= Provided text =

Janatha Vimukti Peramuna (People’s Liberation Front – JVP): A Marxist, Sinhalese nationalist, political party. JVP led two insurgencies in the early Seventies and late Eighties – both were brutally crushed by the government (led by the UNP in both cases). The first left 20,000 dead, the second 50,000 and the party almost unable to function. Opposed to any idea of Tamil autonomy, the JVP supported Rajapaksa in the 2004 elections, but switched to Fonseka in 2010.

Liberation Tigers of Tamil Eelam (LTTE): Usually just referred to as the Tamil Tigers. The LTTE were the primary rebel group in the Sri Lankan conflict until their defeat in May 2009. Founded in 1974, and for much of its existence, led by Velupillai Prabhakaran, the LTTE fought a brutal campaign against the Sri Lankan government. A proscribed terrorist organisation in many countries, and one of the first groups to systematically make use of suicide bombing, the LTTE attacked civilian as well as military targets.

New Democratic Front: The alliance of political parties created to support the Fonseka candidacy in the 2010 elections. A loose coalition of disparate groups including the Marxist People’s Liberation Front (JVP), the United National Party (UNP) – the main opposition party – and the Tamil nationalist Tamil National Alliance (TNA).

Sri Lanka Freedom Party (SLFP): Currently the party in power, led by Rajapaksa. The party was responsible for the passing of the Sinhala Only Act in 1958.

United National Party (UNP): Currently the main opposition party, but spent the majority of the Seventies and Eighties in power. It was a UNP government that carried out the brutal reprisals against the JVP – allegedly using death squads in 1989 – and passed the Prevention of Terrorism Act which gave the
government sweeping powers to counter the LTTE insurgency in the North and East.

United People’s Freedom Alliance: Coalition of Sinhalese nationalist political parties that supported the SLFP candidate, Rajapaksa, in the 2004 and 2010 presidential elections.

= Items =
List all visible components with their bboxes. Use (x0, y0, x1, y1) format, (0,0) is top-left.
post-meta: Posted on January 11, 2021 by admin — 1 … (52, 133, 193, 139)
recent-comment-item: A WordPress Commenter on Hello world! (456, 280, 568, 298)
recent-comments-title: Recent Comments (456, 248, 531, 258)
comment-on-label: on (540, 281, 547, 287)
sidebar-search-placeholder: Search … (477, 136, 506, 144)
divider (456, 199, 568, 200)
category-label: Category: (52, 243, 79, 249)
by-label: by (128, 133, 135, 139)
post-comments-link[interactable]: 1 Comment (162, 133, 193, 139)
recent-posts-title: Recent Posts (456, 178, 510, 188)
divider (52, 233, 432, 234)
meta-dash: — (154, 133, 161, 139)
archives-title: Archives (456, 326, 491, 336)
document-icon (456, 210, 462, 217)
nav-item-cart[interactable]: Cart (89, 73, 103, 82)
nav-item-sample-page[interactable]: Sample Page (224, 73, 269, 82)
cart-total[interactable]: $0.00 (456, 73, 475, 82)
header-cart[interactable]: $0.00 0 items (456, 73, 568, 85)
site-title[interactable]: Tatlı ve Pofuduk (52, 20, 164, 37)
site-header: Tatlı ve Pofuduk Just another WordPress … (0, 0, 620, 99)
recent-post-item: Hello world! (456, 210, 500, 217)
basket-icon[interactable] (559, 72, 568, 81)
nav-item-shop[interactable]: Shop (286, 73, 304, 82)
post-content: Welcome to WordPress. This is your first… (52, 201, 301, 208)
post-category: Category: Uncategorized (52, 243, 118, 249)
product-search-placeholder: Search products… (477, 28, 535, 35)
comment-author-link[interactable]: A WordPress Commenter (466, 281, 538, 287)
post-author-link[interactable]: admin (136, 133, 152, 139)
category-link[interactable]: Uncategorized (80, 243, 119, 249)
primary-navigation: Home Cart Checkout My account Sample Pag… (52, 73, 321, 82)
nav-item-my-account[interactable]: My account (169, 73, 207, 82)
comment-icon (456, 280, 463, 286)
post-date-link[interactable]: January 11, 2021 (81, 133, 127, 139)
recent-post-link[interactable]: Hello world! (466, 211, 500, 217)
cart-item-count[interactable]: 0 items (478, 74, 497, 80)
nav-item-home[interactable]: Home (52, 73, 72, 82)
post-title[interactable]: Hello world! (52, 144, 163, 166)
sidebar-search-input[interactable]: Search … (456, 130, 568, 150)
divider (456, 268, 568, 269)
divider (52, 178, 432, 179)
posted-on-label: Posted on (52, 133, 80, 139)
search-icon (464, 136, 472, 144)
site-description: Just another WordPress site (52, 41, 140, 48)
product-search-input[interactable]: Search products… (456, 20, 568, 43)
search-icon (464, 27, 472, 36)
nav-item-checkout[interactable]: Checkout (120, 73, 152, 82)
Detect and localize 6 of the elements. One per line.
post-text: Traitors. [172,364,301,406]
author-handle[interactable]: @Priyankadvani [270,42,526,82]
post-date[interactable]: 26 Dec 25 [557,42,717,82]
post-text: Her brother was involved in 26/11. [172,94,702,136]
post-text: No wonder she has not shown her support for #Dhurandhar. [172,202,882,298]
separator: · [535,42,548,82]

= Task requirements =
1. Please repeat the glossary of Sri Lankan political groups from "New Democratic Front: The" to "Act in 1958.", word for word.
2. Go on with the glossary of Sri Lankan political groups, writing new text that follows its final sentence.

= Per-task answers =
1.
New Democratic Front: The alliance of political parties created to support the Fonseka candidacy in the 2010 elections. A loose coalition of disparate groups including the Marxist People’s Liberation Front (JVP), the United National Party (UNP) – the main opposition party – and the Tamil nationalist Tamil National Alliance (TNA).

Sri Lanka Freedom Party (SLFP): Currently the party in power, led by Rajapaksa. The party was responsible for the passing of the Sinhala Only Act in 1958.

2.
People

Sarath Fonseka: Commander of the army during the defeat of the LTTE. Fonseka stood against Rajapaksa in the 2010 presidential election. A staunch Sinhalese nationalist for most of his life, Fonseka tempered these views during the 2010 election campaign as he sought to gain the support of ethnic minorities opposed to Rajapaksa.

Vinayagamoorthy Muralitharan (aka Colonel Karuna Amma): Led a breakaway faction of the LTTE in 2004, ostensibly in protest that the LTTE leadership – based in the North of the country – did little for the situation in the east. With Karuna’s group receiving backing from the Sri Lankan government, the two factions fought briefly in 2004, before Karuna laid down his weapons and entered national politics. He is currently serving as Minister for National Integration, and is the only former LTTE member to enter mainstream politics.

Velupillai Prabhakaran: Founder and leader of the LTTE until his death in 2009. He formed the LTTE out the Tamil New Tigers around 1974, and shortly after the group was implicated in the assassination of the Mayor of Jaffna in 1975, which marked the beginning of a new stage in the conflict.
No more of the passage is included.